## WHAT YOU NEED TO DO:
Search the records for "предоставления". Copy every line where it appears.

## DATA:
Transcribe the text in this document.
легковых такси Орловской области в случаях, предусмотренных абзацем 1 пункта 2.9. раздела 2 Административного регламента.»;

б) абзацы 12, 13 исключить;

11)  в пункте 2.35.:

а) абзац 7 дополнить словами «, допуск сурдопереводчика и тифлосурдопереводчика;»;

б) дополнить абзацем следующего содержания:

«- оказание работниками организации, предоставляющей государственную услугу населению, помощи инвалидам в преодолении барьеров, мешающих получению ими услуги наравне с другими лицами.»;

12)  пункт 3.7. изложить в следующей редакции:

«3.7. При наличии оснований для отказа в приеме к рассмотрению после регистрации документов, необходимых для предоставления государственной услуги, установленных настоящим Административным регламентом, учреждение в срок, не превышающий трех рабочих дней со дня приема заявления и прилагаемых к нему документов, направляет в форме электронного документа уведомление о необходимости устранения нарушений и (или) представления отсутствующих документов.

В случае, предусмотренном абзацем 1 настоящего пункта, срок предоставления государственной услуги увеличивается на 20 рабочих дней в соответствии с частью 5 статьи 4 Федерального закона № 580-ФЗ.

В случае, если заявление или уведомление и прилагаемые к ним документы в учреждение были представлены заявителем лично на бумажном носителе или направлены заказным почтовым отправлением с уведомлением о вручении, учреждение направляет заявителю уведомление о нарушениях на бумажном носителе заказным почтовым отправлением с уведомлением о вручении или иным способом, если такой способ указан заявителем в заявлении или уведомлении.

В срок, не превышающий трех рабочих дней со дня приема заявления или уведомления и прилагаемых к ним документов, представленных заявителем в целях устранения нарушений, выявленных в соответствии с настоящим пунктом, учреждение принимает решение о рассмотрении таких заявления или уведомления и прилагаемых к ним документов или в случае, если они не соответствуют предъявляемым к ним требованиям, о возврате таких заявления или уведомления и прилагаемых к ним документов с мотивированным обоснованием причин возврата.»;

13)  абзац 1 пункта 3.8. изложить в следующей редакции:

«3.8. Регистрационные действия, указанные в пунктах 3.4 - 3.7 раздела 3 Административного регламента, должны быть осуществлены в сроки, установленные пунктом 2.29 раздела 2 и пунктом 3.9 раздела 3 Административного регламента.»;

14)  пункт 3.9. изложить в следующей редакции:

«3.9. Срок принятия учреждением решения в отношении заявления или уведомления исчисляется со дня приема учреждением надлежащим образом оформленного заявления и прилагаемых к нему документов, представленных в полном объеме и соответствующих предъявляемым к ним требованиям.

## REPLY:
«3.7. При наличии оснований для отказа в приеме к рассмотрению после регистрации документов, необходимых для предоставления государственной услуги, установленных настоящим Административным регламентом, учреждение в срок, не превышающий трех рабочих дней со дня приема заявления и прилагаемых к нему документов, направляет в форме электронного документа уведомление о необходимости устранения нарушений и (или) представления отсутствующих документов.
В случае, предусмотренном абзацем 1 настоящего пункта, срок предоставления государственной услуги увеличивается на 20 рабочих дней в соответствии с частью 5 статьи 4 Федерального закона № 580-ФЗ.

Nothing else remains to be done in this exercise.